## BEGIN DATA EXTRACT
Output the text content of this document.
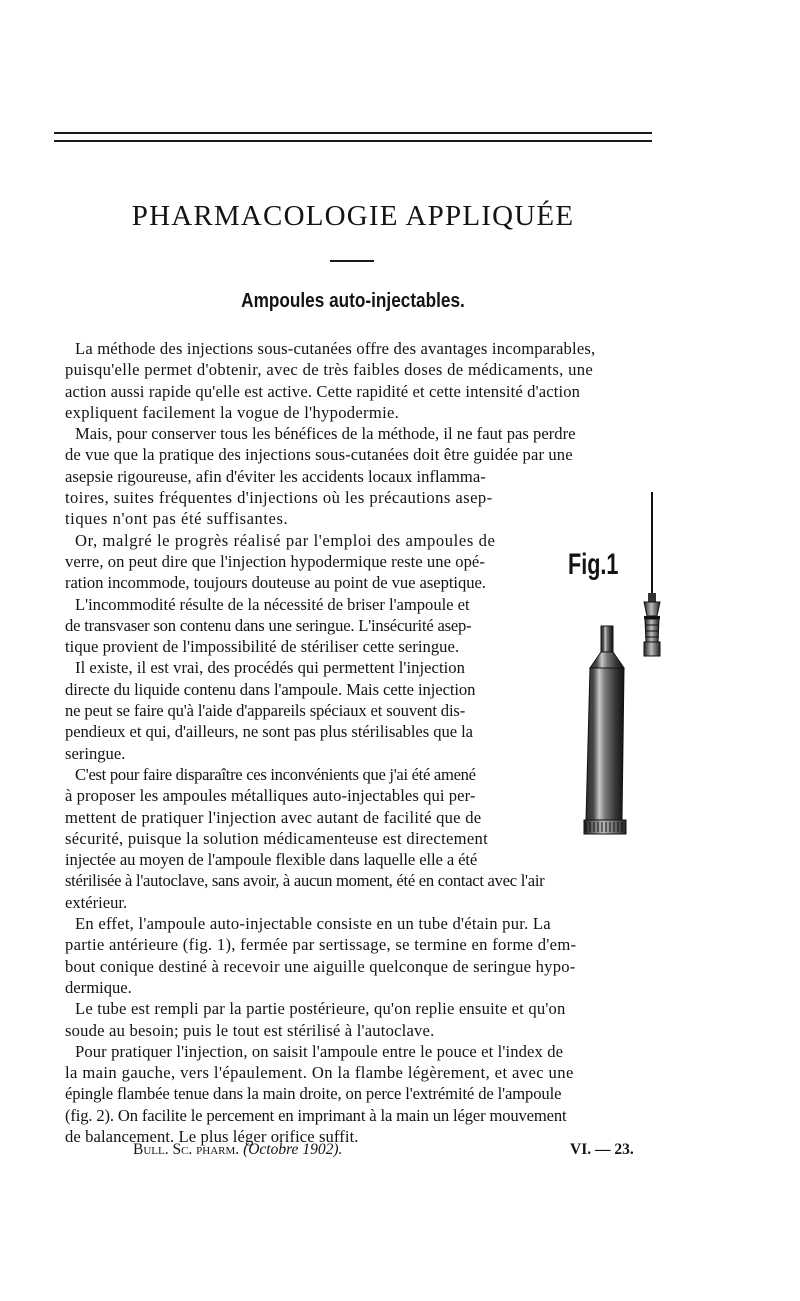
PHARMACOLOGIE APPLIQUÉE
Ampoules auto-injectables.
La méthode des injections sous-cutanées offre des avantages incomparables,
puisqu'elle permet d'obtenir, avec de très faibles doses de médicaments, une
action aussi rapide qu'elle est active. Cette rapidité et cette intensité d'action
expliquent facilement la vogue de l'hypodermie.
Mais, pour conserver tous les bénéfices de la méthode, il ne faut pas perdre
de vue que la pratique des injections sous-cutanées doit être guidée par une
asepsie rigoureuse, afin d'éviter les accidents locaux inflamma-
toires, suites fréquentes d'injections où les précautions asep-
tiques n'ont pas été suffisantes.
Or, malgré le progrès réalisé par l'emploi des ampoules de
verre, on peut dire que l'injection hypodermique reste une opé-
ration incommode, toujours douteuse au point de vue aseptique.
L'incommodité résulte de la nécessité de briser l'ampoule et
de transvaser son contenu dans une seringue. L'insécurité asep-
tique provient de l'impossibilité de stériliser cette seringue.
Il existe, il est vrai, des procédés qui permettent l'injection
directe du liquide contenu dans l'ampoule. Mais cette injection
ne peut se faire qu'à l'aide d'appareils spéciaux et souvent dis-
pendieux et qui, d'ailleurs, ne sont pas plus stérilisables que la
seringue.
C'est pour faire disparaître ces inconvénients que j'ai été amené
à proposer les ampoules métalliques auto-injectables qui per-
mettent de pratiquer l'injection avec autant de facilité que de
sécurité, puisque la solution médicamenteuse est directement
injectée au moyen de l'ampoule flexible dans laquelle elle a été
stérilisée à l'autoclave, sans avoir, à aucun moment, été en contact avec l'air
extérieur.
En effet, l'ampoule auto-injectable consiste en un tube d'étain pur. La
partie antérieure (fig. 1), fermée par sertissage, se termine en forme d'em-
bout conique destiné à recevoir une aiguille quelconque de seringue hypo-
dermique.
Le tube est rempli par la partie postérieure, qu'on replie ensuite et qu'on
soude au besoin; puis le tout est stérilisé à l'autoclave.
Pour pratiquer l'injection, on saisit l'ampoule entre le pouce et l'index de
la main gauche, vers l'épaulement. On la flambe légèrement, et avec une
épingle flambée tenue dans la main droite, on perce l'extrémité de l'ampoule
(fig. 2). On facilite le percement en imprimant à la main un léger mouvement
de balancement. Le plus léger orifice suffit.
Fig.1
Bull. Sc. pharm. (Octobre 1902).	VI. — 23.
## END DATA EXTRACT
## BEGIN DATA EXTRACT
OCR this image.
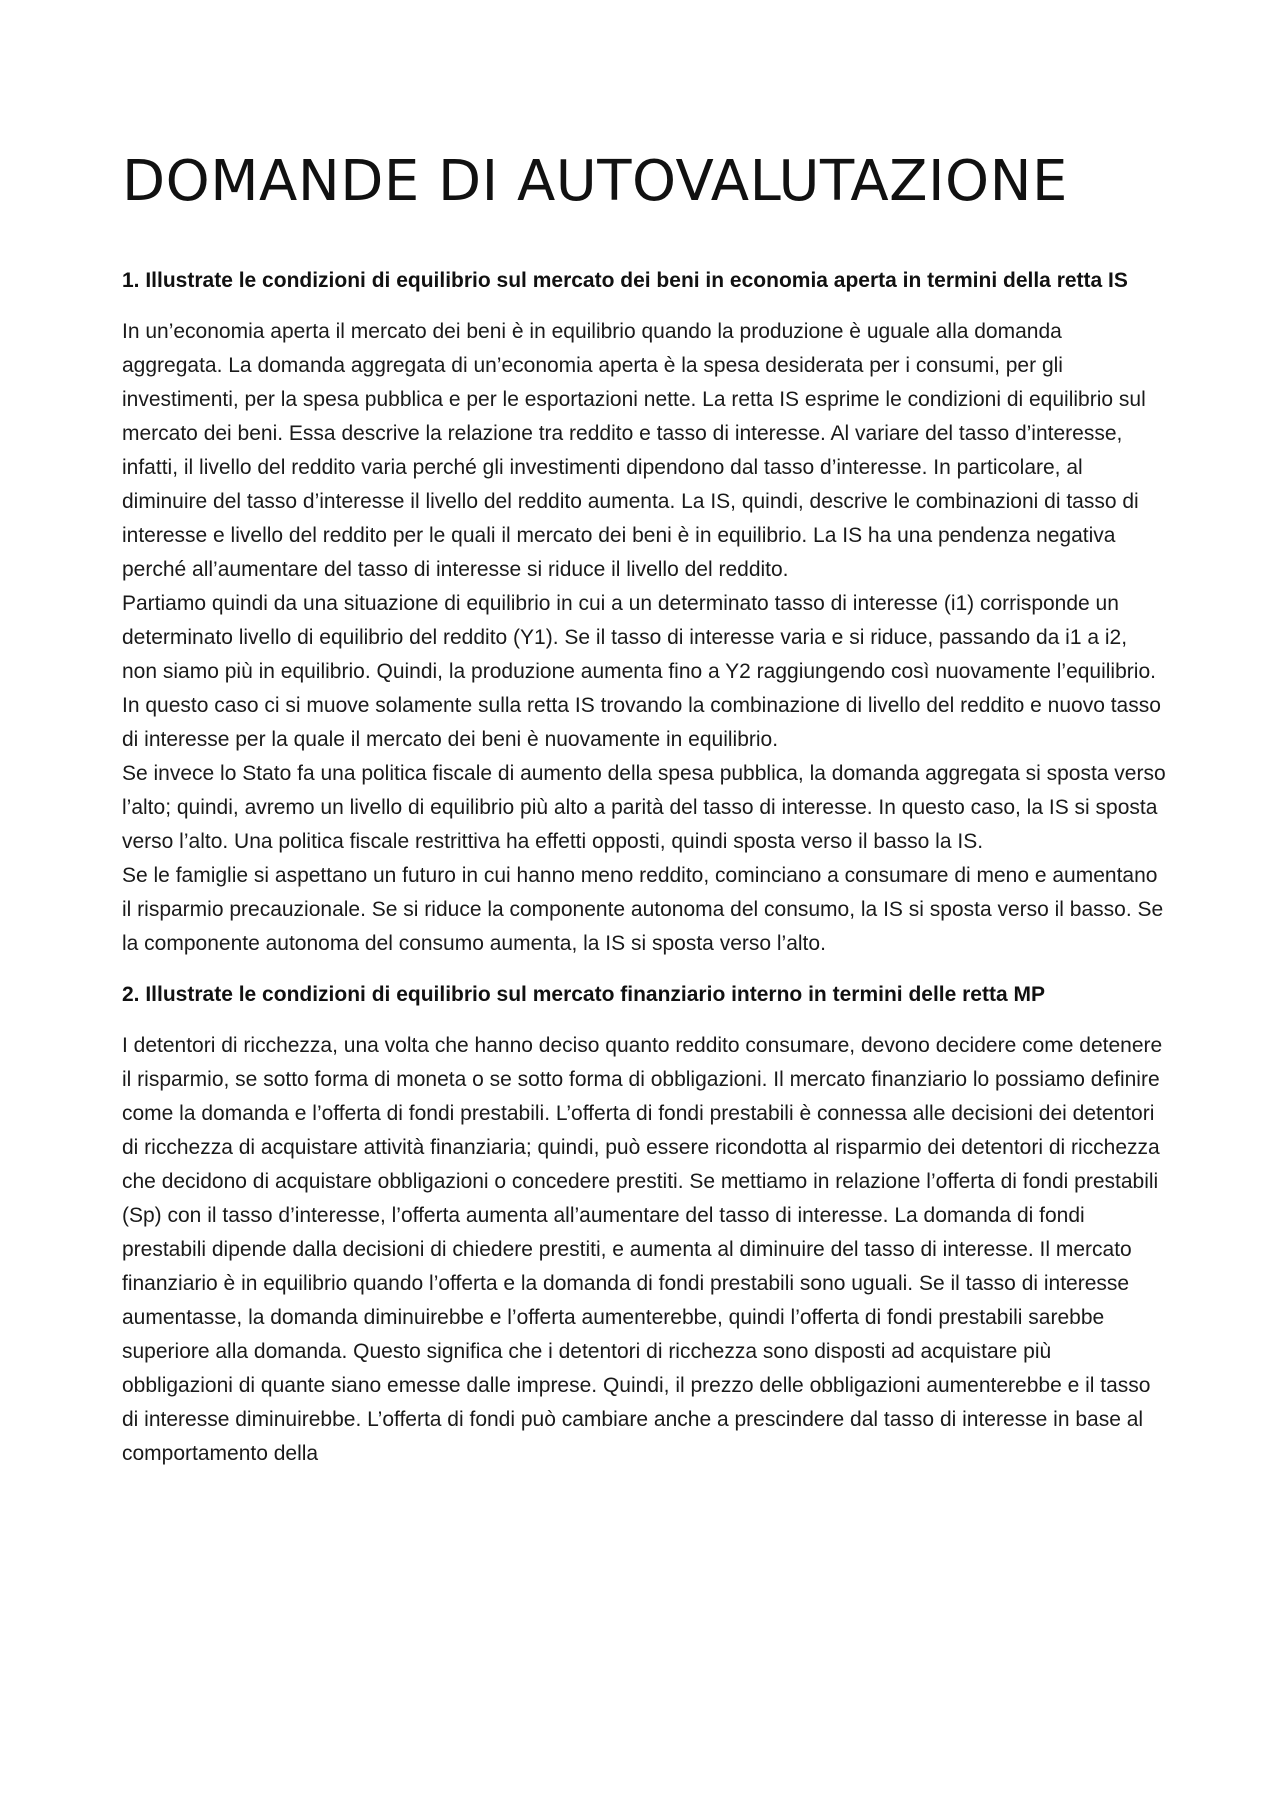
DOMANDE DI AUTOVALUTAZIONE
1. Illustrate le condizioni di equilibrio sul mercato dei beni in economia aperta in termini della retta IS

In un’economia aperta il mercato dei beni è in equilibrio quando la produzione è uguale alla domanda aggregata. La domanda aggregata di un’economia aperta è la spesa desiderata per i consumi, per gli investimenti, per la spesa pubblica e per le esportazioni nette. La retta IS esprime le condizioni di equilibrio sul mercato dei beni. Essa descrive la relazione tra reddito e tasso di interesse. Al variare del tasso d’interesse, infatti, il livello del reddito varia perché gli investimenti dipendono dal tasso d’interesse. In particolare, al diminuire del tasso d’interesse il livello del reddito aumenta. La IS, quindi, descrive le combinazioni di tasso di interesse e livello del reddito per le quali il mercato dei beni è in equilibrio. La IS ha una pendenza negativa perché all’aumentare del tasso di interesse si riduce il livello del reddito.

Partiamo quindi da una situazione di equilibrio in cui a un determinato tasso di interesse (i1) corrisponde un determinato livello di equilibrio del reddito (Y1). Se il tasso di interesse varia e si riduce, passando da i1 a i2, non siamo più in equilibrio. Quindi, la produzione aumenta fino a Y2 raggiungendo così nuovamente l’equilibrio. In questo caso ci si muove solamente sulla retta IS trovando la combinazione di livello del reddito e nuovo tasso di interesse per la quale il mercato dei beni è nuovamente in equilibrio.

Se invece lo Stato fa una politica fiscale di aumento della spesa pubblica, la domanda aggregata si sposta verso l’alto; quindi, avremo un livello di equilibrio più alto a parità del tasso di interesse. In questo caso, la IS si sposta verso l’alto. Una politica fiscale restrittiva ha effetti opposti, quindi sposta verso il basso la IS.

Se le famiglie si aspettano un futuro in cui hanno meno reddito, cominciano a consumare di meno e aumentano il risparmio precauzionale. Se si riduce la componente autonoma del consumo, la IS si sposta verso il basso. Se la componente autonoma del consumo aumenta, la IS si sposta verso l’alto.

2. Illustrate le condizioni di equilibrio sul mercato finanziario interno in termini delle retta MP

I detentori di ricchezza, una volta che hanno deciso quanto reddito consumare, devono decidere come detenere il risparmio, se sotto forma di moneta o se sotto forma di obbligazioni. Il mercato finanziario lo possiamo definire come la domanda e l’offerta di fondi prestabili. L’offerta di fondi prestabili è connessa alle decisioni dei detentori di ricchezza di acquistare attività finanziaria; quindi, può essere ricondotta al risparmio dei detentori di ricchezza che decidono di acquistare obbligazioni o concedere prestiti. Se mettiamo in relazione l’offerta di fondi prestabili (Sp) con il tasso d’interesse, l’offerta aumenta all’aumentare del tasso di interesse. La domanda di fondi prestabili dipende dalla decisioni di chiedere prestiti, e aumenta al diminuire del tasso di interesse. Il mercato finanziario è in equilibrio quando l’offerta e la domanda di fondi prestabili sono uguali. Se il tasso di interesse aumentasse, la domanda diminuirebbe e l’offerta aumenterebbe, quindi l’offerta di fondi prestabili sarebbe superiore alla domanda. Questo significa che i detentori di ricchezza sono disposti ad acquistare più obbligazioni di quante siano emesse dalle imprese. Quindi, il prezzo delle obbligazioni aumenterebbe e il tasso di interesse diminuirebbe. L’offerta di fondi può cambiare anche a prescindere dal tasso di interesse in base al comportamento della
## END DATA EXTRACT
- _AIM OF THE TASK_: Work out the number of lines in this listing that include the word "sous". Reply with that number only.

- _RESULT OF THIS EXERCISE_: 2